**WHAT NEEDS TO BE DONE**
Identify the lines that contain the string "Plant" and copy all of them.

**LISTED RECORDS**
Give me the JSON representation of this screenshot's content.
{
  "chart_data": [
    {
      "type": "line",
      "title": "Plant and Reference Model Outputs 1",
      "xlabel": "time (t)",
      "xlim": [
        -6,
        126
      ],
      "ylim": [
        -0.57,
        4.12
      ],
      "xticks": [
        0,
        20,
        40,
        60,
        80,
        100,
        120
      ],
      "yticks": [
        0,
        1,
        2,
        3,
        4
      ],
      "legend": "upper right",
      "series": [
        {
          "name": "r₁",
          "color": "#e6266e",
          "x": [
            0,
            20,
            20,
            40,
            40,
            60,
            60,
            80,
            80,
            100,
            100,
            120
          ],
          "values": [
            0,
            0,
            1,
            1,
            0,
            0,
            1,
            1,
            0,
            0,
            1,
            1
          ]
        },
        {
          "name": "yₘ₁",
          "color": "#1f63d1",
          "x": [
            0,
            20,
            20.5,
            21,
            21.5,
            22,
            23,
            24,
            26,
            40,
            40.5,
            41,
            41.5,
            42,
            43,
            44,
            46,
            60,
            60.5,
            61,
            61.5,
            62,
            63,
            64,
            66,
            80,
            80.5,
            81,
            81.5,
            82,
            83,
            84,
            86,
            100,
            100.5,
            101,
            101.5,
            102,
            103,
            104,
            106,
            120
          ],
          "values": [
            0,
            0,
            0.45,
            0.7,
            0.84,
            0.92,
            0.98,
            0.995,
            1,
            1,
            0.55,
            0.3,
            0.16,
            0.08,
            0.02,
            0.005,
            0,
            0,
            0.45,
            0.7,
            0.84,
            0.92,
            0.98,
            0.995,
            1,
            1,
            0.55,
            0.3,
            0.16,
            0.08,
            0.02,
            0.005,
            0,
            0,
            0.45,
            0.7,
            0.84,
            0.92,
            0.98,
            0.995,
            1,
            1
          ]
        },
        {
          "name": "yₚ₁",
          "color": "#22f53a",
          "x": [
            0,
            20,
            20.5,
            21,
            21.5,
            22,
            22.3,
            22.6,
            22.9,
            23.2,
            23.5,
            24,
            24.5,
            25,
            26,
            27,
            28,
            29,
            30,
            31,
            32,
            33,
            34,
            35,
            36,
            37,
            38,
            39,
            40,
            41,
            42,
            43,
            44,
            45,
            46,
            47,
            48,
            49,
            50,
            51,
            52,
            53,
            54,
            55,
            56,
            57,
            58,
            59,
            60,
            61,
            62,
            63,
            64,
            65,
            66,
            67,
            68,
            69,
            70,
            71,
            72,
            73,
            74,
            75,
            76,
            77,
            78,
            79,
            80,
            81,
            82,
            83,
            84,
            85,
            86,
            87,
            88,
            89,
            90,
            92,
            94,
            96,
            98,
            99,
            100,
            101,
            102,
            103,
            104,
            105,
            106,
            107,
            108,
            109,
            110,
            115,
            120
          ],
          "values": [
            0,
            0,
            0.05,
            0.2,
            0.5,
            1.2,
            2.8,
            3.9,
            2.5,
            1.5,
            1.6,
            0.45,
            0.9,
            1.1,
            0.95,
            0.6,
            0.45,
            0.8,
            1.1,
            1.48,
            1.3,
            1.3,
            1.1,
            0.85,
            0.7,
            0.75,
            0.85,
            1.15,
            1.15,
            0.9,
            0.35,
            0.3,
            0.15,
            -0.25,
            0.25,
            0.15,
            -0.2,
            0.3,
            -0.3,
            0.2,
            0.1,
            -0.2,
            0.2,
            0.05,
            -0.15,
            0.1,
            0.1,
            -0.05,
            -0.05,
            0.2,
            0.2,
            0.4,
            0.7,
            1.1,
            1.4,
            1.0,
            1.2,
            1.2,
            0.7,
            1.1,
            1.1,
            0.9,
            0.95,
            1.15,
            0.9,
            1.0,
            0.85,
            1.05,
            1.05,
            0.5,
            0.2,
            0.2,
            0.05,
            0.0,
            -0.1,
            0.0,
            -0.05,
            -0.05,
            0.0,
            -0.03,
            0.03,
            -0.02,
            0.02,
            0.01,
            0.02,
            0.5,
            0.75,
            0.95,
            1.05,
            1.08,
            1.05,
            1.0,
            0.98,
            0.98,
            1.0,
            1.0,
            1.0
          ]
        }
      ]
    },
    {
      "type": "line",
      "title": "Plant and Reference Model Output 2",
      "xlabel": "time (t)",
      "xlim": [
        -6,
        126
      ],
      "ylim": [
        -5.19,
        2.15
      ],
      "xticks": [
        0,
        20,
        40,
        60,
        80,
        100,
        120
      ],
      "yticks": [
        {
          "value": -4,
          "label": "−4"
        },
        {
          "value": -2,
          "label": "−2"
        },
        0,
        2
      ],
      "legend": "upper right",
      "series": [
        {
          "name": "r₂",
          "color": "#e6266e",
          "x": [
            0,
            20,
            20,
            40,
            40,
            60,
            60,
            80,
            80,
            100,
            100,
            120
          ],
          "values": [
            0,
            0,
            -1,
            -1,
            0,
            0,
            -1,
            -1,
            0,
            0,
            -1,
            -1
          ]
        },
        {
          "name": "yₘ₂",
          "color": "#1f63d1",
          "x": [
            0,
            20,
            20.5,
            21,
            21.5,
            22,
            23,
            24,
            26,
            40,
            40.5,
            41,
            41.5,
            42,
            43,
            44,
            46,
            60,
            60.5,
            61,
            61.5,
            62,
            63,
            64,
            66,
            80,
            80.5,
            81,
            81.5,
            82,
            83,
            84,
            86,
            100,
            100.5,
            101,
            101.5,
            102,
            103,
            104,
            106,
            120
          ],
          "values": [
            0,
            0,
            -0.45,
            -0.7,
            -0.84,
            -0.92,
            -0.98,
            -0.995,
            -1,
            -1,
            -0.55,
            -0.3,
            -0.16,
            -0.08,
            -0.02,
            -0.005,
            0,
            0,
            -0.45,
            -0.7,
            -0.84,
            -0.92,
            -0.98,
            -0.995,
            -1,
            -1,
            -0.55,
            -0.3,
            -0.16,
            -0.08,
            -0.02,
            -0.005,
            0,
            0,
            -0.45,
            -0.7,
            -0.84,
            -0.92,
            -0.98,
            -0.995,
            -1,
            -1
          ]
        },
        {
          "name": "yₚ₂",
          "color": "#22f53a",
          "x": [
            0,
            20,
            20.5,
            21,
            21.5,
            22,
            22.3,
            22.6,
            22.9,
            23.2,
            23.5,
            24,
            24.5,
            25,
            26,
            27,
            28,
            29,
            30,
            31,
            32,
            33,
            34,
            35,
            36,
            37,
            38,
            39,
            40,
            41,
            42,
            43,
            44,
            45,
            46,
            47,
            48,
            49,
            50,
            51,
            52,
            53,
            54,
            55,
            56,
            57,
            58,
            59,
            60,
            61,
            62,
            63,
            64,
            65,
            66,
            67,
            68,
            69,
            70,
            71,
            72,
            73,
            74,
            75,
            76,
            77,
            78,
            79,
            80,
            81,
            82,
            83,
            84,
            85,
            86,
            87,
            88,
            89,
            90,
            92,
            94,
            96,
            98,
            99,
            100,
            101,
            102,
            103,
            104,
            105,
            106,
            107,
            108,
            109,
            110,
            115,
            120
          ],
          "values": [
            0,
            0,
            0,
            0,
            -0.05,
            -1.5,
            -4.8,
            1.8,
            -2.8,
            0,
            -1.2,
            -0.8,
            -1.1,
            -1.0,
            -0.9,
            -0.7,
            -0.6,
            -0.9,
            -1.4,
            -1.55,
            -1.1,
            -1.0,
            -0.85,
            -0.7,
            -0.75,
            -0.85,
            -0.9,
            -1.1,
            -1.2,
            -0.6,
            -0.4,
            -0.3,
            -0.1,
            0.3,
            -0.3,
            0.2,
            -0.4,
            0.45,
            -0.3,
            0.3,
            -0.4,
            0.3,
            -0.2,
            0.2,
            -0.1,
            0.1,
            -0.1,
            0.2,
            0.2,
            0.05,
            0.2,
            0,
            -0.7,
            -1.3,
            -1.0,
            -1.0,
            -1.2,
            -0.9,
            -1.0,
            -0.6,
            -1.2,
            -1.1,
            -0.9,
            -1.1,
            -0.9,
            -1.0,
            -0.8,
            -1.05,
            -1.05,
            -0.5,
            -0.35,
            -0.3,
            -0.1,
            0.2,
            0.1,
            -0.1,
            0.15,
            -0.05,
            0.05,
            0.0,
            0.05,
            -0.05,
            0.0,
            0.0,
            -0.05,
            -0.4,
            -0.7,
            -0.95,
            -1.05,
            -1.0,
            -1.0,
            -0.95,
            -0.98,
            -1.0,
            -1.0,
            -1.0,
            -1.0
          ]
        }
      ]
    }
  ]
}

**RESULT FOR THIS EXERCISE**
      "title": "Plant and Reference Model Outputs 1",
      "title": "Plant and Reference Model Output 2",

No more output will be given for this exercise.